■ To do
a) Using the passage on PET peeling, say whether each statement agrees with it: (i) the electrostatic stage may be smaller than the area the PET covers; (ii) dry desmear, PET peeling, and surface roughening may be joined into one tool and step; (iii) the stages used to peel a PET surface can run at about 3500 volts. Give yes or no for each, with the words from the passage that settle it.
b) Set down word for word the stretch of the passage on PET peeling from "In one or more embodiments, as" through "and seed layer.".

■ Extract to read

....

In one or more embodiments, dry desmear equipment with an electrostatic chuck (e.g., typically used to hold and heat wafers) may be used for PET peeling. Doing so may incorporate via cleaning (e.g., dry desmear), PET peeling, and surface roughening into a single tool relying on a polarized PET and an electrostatic stage (chuck) that can produce enough force to peel a PET.
In one or more embodiments, as a result of the dry desmear equipment with an electrostatic chuck used for PET peeling, the dry desmear, PET peeling, and surface roughening may be combined into a same tool and step. Other benefits may include providing some surface roughness while having a residue-free surface without significant impact to equipment run rate, and reducing cost of dry desmear processing while maintaining strong adhesion and seed layer.
In one or more embodiments, the enhanced tool's configuration may include etch chambers for dry desmear and surface roughening, a chamber having a high-electrostatic stage for generating sufficient electrostatic force to separate a PET layer from a dielectric surface, high electrostatic force stages to peel a PET surface (e.g., 3500 Volts or so), a motor-driven electrostatic stage or bottom table/stage to ensure direct contact between panel and electrostatic stage, a cluster configuration in which the tool may include separate chambers for an etch tool, PET peeling, and etching, and the electrostatic stage being larger than the PET coverage area to remove/peel the PET layer. When the size of the PET is about 486×491 millimeters, for example, the electrostatic stage may be at least 500 mm×500 mm.

....

■ Supplied records
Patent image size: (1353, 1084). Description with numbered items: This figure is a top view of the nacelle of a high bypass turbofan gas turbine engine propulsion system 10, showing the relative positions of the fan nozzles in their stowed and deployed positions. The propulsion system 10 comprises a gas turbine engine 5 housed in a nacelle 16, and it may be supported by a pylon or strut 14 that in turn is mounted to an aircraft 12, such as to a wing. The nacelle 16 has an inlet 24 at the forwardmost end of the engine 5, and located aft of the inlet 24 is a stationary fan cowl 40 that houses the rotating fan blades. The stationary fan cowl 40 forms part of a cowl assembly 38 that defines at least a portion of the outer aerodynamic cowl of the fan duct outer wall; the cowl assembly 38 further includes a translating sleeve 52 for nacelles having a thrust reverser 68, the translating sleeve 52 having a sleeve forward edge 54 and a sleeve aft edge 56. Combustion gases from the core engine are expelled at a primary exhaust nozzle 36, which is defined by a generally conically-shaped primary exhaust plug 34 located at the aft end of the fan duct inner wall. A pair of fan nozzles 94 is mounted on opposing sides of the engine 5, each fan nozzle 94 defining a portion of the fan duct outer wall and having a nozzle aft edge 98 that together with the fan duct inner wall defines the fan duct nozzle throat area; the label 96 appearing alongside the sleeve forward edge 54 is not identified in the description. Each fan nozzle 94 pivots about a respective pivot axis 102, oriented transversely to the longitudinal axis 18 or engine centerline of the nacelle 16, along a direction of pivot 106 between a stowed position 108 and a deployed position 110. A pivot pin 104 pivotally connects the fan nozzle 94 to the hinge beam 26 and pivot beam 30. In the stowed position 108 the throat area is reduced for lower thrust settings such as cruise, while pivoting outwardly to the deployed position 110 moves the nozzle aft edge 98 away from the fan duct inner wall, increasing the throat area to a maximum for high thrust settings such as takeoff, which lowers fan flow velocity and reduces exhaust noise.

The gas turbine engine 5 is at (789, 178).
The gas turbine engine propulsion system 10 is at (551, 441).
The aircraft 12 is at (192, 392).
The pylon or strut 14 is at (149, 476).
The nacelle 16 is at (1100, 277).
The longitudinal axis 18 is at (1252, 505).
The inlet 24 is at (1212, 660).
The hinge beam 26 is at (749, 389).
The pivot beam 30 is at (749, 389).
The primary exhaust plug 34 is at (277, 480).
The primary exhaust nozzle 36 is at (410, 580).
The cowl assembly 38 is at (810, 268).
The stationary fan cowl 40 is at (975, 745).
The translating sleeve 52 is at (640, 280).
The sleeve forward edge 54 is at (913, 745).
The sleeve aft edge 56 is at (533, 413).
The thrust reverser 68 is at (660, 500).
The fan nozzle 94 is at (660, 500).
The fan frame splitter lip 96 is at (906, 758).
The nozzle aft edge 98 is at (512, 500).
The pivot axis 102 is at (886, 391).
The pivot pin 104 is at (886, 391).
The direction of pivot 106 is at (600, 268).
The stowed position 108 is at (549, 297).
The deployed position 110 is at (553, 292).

....

■ Exercise responses
a)
(i) No: "the electrostatic stage being larger than the PET coverage area to remove/peel the PET layer"
(ii) Yes: "the dry desmear, PET peeling, and surface roughening may be combined into a same tool and step"
(iii) Yes: "high electrostatic force stages to peel a PET surface (e.g., 3500 Volts or so)"

b)
In one or more embodiments, as a result of the dry desmear equipment with an electrostatic chuck used for PET peeling, the dry desmear, PET peeling, and surface roughening may be combined into a same tool and step. Other benefits may include providing some surface roughness while having a residue-free surface without significant impact to equipment run rate, and reducing cost of dry desmear processing while maintaining strong adhesion and seed layer.